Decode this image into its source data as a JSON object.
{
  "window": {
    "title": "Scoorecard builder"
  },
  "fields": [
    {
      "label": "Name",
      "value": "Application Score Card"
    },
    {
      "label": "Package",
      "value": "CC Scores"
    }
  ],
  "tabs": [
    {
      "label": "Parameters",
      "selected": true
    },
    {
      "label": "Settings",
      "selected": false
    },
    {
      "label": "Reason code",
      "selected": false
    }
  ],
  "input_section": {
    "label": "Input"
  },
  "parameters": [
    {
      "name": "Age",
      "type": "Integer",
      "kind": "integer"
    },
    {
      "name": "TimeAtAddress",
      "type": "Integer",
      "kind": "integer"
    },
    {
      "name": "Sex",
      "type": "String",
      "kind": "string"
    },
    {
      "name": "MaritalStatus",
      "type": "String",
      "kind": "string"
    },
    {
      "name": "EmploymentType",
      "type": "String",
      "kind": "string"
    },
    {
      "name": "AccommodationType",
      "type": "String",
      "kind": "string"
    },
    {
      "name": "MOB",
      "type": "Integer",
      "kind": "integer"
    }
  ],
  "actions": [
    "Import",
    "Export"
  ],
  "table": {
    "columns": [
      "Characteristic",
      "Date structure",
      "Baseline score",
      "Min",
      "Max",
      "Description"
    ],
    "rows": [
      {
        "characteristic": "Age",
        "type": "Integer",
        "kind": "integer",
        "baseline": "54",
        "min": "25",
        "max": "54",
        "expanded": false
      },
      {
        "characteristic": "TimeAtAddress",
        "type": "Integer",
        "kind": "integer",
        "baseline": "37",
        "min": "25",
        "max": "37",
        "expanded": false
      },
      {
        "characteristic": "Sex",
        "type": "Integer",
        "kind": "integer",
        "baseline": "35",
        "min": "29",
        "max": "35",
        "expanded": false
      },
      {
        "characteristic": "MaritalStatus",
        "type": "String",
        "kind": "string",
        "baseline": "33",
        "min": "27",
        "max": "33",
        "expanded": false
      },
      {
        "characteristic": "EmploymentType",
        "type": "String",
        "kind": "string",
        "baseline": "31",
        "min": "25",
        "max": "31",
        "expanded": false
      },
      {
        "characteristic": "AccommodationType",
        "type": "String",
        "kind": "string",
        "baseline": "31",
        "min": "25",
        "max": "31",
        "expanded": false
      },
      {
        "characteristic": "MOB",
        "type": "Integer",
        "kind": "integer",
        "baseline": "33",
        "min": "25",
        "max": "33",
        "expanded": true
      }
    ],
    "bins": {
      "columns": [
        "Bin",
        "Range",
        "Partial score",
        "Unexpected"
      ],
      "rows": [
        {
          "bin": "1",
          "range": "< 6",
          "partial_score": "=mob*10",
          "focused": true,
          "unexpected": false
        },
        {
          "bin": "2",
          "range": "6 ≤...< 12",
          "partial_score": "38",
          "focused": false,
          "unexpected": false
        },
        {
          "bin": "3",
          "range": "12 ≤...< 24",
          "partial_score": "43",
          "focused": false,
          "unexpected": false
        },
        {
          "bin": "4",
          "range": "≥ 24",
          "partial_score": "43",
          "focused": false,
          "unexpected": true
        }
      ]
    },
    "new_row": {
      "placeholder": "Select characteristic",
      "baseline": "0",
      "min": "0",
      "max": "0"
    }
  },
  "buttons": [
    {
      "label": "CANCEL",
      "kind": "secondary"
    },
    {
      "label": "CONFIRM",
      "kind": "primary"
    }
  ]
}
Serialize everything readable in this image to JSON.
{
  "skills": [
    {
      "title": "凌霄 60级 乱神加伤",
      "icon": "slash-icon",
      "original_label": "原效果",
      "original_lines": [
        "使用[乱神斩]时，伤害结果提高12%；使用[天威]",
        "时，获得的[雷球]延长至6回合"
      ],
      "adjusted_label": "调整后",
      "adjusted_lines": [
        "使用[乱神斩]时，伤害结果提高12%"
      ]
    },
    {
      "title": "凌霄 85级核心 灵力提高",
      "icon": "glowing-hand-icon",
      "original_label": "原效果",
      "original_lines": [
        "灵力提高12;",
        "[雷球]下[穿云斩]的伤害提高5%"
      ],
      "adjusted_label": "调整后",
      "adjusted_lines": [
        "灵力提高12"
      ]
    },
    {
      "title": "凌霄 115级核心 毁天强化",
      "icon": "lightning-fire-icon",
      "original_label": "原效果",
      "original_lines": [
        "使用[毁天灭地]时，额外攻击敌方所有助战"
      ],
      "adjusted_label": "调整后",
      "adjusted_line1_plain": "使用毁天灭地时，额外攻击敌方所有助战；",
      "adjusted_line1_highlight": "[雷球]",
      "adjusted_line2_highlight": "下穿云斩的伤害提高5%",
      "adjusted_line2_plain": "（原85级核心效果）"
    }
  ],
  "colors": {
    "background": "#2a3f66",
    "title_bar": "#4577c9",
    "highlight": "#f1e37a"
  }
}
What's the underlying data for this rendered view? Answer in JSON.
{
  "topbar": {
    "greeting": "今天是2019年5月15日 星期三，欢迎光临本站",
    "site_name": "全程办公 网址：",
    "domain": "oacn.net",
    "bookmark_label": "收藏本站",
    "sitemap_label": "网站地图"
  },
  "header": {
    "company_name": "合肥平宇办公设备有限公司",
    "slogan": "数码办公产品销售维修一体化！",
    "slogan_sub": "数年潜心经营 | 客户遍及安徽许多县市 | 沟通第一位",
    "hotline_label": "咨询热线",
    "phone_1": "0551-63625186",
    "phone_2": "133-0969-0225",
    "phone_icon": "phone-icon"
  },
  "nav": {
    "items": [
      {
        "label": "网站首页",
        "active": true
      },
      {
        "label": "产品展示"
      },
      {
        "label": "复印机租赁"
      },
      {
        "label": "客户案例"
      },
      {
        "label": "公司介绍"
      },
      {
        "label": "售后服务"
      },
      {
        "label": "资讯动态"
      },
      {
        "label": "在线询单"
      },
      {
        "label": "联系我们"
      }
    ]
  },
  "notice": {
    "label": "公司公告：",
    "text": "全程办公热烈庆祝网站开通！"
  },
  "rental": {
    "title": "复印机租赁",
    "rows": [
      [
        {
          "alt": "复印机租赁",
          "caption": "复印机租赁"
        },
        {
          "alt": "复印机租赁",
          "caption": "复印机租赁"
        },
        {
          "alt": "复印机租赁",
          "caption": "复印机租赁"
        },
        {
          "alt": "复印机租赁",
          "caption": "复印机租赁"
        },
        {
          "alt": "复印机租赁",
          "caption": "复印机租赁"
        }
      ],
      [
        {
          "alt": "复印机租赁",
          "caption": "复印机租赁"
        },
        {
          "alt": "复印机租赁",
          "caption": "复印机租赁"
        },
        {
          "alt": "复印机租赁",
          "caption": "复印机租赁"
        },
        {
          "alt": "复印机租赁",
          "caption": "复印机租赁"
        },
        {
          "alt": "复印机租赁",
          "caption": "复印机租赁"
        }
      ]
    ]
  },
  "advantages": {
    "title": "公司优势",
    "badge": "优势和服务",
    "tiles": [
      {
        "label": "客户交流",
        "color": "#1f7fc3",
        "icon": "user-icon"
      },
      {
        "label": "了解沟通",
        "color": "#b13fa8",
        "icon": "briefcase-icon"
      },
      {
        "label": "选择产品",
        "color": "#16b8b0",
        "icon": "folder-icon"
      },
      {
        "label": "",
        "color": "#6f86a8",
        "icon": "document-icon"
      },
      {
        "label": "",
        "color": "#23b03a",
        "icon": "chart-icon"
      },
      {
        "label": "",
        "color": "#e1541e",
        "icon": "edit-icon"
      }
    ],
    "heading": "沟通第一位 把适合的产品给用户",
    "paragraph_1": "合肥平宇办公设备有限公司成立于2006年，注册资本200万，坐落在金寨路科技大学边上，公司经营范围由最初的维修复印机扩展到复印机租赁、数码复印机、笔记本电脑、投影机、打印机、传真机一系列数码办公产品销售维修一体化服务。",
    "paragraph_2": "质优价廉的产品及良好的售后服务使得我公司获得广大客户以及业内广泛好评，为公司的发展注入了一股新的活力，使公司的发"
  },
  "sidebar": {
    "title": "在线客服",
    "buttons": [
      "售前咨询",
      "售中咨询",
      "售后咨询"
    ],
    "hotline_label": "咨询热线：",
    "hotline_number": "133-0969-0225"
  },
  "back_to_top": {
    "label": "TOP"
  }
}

▶ **Your task**: Find each line that has the word "EmploymentType", then copy it out.

▶ **Exercise output**:
      "name": "EmploymentType",
        "characteristic": "EmploymentType",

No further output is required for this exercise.